To do
Everything in the listing should be restated word for word.

Stored records
:::::

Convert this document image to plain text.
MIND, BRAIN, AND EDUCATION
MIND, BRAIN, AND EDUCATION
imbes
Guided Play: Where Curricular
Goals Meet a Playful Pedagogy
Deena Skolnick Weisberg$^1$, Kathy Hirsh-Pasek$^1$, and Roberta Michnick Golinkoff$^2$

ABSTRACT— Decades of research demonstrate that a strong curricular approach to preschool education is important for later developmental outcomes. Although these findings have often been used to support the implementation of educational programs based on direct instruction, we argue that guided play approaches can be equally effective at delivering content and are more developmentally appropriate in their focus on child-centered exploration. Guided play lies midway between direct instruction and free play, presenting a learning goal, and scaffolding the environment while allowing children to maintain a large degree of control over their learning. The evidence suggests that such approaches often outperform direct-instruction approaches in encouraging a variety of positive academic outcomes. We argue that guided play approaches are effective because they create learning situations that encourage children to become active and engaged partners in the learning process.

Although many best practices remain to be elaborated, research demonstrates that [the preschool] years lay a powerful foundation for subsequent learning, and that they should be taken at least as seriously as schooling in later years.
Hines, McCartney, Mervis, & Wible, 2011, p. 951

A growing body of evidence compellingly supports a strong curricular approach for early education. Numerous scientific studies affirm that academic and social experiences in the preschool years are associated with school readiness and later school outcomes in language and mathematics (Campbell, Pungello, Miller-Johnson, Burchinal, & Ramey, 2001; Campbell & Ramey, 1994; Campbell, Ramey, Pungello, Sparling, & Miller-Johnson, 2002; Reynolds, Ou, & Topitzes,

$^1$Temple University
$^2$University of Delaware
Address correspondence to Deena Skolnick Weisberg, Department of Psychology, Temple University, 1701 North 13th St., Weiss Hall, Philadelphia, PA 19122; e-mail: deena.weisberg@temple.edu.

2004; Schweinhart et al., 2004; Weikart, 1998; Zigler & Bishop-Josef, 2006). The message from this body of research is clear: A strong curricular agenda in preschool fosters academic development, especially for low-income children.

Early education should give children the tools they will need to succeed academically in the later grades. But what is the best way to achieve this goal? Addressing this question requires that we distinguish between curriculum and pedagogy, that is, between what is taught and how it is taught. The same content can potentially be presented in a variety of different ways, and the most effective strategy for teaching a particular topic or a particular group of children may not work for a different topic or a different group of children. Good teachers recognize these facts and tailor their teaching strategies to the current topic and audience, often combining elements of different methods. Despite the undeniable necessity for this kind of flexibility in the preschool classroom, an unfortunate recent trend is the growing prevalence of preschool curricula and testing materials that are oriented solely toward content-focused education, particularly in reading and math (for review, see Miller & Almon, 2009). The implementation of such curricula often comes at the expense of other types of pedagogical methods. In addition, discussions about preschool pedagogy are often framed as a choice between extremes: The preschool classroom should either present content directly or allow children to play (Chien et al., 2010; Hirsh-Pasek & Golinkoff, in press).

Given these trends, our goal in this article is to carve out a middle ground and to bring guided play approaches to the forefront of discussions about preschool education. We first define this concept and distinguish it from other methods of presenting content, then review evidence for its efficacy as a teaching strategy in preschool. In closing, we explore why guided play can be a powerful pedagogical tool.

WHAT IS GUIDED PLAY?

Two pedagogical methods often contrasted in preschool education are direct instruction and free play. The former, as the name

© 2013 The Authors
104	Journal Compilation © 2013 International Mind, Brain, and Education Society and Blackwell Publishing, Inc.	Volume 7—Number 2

:::::

Task answer
Convert this document image to plain text.
MIND, BRAIN, AND EDUCATION
MIND, BRAIN, AND EDUCATION
imbes
Guided Play: Where Curricular
Goals Meet a Playful Pedagogy
Deena Skolnick Weisberg$^1$, Kathy Hirsh-Pasek$^1$, and Roberta Michnick Golinkoff$^2$

ABSTRACT— Decades of research demonstrate that a strong curricular approach to preschool education is important for later developmental outcomes. Although these findings have often been used to support the implementation of educational programs based on direct instruction, we argue that guided play approaches can be equally effective at delivering content and are more developmentally appropriate in their focus on child-centered exploration. Guided play lies midway between direct instruction and free play, presenting a learning goal, and scaffolding the environment while allowing children to maintain a large degree of control over their learning. The evidence suggests that such approaches often outperform direct-instruction approaches in encouraging a variety of positive academic outcomes. We argue that guided play approaches are effective because they create learning situations that encourage children to become active and engaged partners in the learning process.

Although many best practices remain to be elaborated, research demonstrates that [the preschool] years lay a powerful foundation for subsequent learning, and that they should be taken at least as seriously as schooling in later years.
Hines, McCartney, Mervis, & Wible, 2011, p. 951

A growing body of evidence compellingly supports a strong curricular approach for early education. Numerous scientific studies affirm that academic and social experiences in the preschool years are associated with school readiness and later school outcomes in language and mathematics (Campbell, Pungello, Miller-Johnson, Burchinal, & Ramey, 2001; Campbell & Ramey, 1994; Campbell, Ramey, Pungello, Sparling, & Miller-Johnson, 2002; Reynolds, Ou, & Topitzes,

$^1$Temple University
$^2$University of Delaware
Address correspondence to Deena Skolnick Weisberg, Department of Psychology, Temple University, 1701 North 13th St., Weiss Hall, Philadelphia, PA 19122; e-mail: deena.weisberg@temple.edu.

2004; Schweinhart et al., 2004; Weikart, 1998; Zigler & Bishop-Josef, 2006). The message from this body of research is clear: A strong curricular agenda in preschool fosters academic development, especially for low-income children.

Early education should give children the tools they will need to succeed academically in the later grades. But what is the best way to achieve this goal? Addressing this question requires that we distinguish between curriculum and pedagogy, that is, between what is taught and how it is taught. The same content can potentially be presented in a variety of different ways, and the most effective strategy for teaching a particular topic or a particular group of children may not work for a different topic or a different group of children. Good teachers recognize these facts and tailor their teaching strategies to the current topic and audience, often combining elements of different methods. Despite the undeniable necessity for this kind of flexibility in the preschool classroom, an unfortunate recent trend is the growing prevalence of preschool curricula and testing materials that are oriented solely toward content-focused education, particularly in reading and math (for review, see Miller & Almon, 2009). The implementation of such curricula often comes at the expense of other types of pedagogical methods. In addition, discussions about preschool pedagogy are often framed as a choice between extremes: The preschool classroom should either present content directly or allow children to play (Chien et al., 2010; Hirsh-Pasek & Golinkoff, in press).

Given these trends, our goal in this article is to carve out a middle ground and to bring guided play approaches to the forefront of discussions about preschool education. We first define this concept and distinguish it from other methods of presenting content, then review evidence for its efficacy as a teaching strategy in preschool. In closing, we explore why guided play can be a powerful pedagogical tool.

WHAT IS GUIDED PLAY?

Two pedagogical methods often contrasted in preschool education are direct instruction and free play. The former, as the name

© 2013 The Authors
104	Journal Compilation © 2013 International Mind, Brain, and Education Society and Blackwell Publishing, Inc.	Volume 7—Number 2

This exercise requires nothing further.